→ **Given problem**
Starting at the line that contains "List all visible" and ending at the line that contains "nav-label: 积分: [214, 778, 236, 791]", write those lines out again with "bboxes" swapped for "bounding boxes" and everything else left as is.

→ **Data for processing**
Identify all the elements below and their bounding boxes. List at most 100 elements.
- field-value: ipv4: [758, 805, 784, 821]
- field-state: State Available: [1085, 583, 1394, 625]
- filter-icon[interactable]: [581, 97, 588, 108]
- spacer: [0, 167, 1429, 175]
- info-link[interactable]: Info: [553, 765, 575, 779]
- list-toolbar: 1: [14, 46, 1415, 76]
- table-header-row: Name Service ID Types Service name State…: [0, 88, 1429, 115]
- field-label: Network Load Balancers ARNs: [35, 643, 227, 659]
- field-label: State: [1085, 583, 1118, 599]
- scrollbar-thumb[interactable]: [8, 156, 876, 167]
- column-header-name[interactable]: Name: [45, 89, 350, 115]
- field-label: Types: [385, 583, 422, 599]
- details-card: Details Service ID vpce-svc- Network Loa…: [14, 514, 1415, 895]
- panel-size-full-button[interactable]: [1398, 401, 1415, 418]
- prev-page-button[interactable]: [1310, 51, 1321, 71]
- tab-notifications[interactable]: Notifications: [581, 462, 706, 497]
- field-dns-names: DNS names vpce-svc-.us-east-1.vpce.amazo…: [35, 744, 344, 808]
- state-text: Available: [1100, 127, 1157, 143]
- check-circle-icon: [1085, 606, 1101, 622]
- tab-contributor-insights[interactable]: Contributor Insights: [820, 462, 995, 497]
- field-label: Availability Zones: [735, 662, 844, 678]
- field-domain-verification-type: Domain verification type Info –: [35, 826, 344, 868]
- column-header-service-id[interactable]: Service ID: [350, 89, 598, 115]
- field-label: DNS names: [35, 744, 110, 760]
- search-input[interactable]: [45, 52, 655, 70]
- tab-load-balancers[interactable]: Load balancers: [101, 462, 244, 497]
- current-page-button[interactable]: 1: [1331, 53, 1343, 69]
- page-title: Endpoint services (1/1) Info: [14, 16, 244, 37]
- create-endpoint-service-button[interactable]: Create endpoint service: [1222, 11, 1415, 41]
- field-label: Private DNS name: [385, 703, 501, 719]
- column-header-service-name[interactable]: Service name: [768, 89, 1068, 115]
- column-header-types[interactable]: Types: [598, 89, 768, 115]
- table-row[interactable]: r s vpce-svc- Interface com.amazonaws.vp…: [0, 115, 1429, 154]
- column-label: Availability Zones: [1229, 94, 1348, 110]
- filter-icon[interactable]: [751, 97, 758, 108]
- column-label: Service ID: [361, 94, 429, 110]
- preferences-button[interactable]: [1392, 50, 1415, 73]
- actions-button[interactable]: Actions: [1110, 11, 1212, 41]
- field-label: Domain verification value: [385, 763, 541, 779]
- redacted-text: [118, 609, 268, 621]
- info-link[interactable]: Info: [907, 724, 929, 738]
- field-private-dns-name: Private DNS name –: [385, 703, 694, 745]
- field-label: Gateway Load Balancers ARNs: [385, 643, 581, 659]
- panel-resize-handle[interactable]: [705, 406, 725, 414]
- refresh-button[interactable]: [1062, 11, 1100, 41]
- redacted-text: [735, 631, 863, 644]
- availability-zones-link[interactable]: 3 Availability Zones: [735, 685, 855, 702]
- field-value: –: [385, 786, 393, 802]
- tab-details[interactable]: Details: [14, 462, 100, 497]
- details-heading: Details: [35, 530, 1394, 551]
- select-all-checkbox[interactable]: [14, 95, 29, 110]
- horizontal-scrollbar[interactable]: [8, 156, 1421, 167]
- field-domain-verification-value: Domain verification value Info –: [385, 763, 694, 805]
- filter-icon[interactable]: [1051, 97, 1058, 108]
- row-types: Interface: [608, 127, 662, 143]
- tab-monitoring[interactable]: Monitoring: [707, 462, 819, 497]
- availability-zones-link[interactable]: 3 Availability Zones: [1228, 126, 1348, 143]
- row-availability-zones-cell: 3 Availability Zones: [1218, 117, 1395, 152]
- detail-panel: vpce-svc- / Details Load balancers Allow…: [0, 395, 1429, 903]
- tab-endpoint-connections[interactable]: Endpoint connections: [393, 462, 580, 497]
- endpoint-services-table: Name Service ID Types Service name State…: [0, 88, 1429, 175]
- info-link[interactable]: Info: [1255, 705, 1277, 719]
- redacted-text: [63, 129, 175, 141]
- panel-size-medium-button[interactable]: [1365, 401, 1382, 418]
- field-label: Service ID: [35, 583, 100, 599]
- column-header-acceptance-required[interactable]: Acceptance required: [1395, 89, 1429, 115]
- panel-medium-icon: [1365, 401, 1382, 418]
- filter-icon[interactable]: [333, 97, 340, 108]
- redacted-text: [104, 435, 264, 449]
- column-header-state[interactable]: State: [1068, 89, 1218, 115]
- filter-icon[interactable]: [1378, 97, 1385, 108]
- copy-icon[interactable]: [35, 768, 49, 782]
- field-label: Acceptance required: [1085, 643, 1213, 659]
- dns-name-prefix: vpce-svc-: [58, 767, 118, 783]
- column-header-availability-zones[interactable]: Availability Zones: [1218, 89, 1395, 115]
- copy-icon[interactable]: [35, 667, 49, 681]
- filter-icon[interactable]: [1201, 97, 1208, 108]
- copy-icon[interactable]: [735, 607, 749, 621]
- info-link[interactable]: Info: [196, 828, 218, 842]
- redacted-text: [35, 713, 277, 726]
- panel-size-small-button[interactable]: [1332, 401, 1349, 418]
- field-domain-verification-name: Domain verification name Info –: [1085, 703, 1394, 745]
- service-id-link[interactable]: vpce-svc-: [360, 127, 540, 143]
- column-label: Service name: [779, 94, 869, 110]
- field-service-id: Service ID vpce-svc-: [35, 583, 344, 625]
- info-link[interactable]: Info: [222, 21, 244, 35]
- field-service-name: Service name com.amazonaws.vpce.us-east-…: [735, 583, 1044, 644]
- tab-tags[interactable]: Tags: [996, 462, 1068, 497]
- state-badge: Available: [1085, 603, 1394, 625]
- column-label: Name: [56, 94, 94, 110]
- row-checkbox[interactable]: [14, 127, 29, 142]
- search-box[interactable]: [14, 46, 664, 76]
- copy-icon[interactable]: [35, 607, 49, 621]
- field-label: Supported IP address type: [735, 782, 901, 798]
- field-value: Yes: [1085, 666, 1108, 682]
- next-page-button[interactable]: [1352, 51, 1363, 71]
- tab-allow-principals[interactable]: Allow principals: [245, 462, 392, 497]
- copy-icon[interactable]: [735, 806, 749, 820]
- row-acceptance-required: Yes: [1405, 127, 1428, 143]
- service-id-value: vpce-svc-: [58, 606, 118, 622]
---
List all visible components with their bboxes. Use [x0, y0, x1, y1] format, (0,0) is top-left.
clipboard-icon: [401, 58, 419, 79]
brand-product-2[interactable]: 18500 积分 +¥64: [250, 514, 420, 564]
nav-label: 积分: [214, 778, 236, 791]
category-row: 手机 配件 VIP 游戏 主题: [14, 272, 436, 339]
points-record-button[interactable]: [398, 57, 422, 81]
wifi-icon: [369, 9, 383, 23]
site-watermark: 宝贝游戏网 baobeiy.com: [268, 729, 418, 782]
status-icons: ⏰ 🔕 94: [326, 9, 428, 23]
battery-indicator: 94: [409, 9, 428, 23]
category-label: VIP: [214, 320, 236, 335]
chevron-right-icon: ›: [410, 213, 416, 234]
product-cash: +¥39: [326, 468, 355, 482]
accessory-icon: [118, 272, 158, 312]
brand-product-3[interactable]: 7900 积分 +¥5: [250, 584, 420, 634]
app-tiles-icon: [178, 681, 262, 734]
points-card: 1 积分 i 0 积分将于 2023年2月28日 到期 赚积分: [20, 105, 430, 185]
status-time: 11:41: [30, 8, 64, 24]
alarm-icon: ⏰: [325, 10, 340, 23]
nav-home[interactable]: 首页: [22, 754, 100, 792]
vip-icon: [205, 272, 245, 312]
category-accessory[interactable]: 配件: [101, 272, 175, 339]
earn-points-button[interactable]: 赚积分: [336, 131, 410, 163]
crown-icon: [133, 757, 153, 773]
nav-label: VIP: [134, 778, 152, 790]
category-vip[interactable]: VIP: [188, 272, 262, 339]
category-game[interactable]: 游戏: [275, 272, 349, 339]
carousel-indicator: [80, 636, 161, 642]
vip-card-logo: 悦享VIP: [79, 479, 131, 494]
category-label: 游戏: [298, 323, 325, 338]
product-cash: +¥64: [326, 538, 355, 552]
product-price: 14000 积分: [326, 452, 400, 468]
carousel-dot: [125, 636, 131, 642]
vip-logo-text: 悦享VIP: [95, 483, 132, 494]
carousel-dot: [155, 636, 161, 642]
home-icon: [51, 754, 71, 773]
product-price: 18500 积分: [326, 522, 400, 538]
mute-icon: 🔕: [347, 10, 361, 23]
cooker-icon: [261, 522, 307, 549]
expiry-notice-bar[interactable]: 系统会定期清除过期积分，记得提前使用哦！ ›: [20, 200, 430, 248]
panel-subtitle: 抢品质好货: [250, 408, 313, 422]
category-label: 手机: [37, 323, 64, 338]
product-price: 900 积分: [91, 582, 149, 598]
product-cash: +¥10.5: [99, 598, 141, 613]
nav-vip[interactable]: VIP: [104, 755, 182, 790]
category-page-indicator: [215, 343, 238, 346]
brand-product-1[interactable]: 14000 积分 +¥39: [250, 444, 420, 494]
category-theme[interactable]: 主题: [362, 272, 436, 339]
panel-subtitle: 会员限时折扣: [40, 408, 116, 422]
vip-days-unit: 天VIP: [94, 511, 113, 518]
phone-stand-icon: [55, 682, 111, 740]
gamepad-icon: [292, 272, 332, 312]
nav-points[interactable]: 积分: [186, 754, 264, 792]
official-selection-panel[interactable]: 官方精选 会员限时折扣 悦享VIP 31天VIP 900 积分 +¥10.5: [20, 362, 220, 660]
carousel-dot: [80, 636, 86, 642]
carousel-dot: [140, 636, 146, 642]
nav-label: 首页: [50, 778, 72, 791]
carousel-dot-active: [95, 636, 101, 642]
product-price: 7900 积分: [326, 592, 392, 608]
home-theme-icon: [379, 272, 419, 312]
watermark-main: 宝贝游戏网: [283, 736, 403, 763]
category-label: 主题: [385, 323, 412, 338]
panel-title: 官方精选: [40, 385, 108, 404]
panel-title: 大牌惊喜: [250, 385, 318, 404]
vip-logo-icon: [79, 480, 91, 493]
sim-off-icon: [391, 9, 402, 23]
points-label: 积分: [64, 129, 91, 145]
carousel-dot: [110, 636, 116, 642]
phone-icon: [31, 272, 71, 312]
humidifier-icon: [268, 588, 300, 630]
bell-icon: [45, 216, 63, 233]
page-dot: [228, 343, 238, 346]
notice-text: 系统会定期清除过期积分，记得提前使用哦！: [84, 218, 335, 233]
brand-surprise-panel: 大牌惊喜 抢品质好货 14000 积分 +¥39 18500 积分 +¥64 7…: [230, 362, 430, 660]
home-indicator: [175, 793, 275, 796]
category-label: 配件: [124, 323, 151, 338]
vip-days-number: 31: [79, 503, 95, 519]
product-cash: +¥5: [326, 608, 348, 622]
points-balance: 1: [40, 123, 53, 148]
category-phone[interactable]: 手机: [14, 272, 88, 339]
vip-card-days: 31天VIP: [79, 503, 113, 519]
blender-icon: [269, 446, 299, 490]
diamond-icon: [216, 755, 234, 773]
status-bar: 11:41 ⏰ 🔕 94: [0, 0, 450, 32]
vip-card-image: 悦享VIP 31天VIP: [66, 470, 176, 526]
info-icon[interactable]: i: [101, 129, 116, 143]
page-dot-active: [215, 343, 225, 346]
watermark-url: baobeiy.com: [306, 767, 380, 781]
==
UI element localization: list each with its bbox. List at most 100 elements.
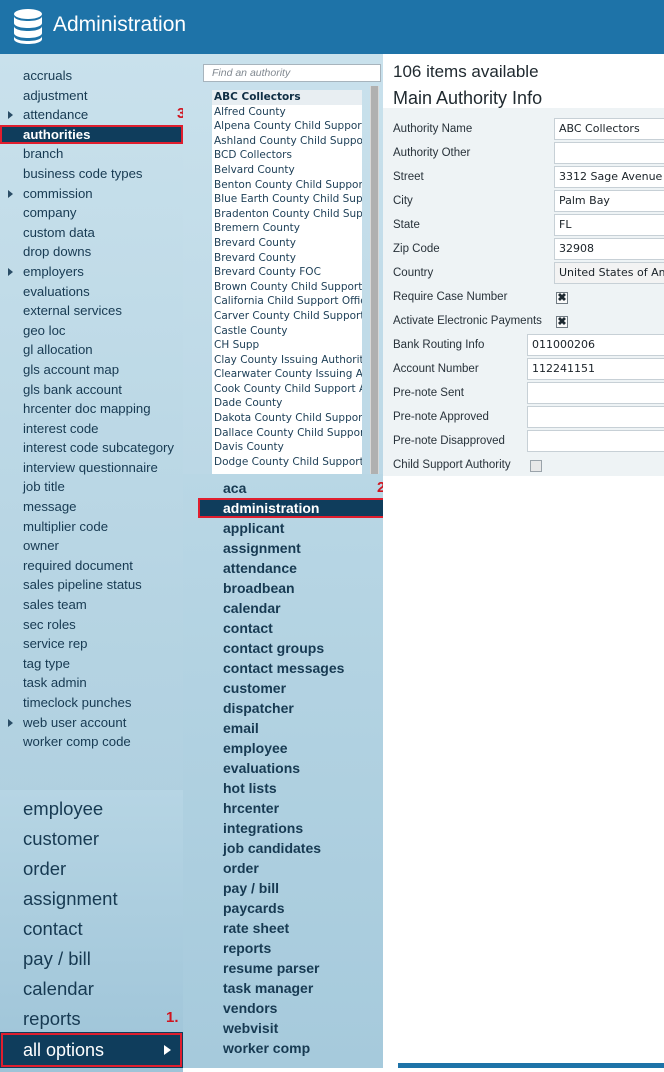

→ **The reply**
List all visible components with their bounding boxes. Use [x0, y0, x1, y1] format, (0,0) is top-left.
clipboard-icon: [401, 58, 419, 79]
brand-product-2[interactable]: 18500 积分 +¥64: [250, 514, 420, 564]
nav-label: 积分: [214, 778, 236, 791]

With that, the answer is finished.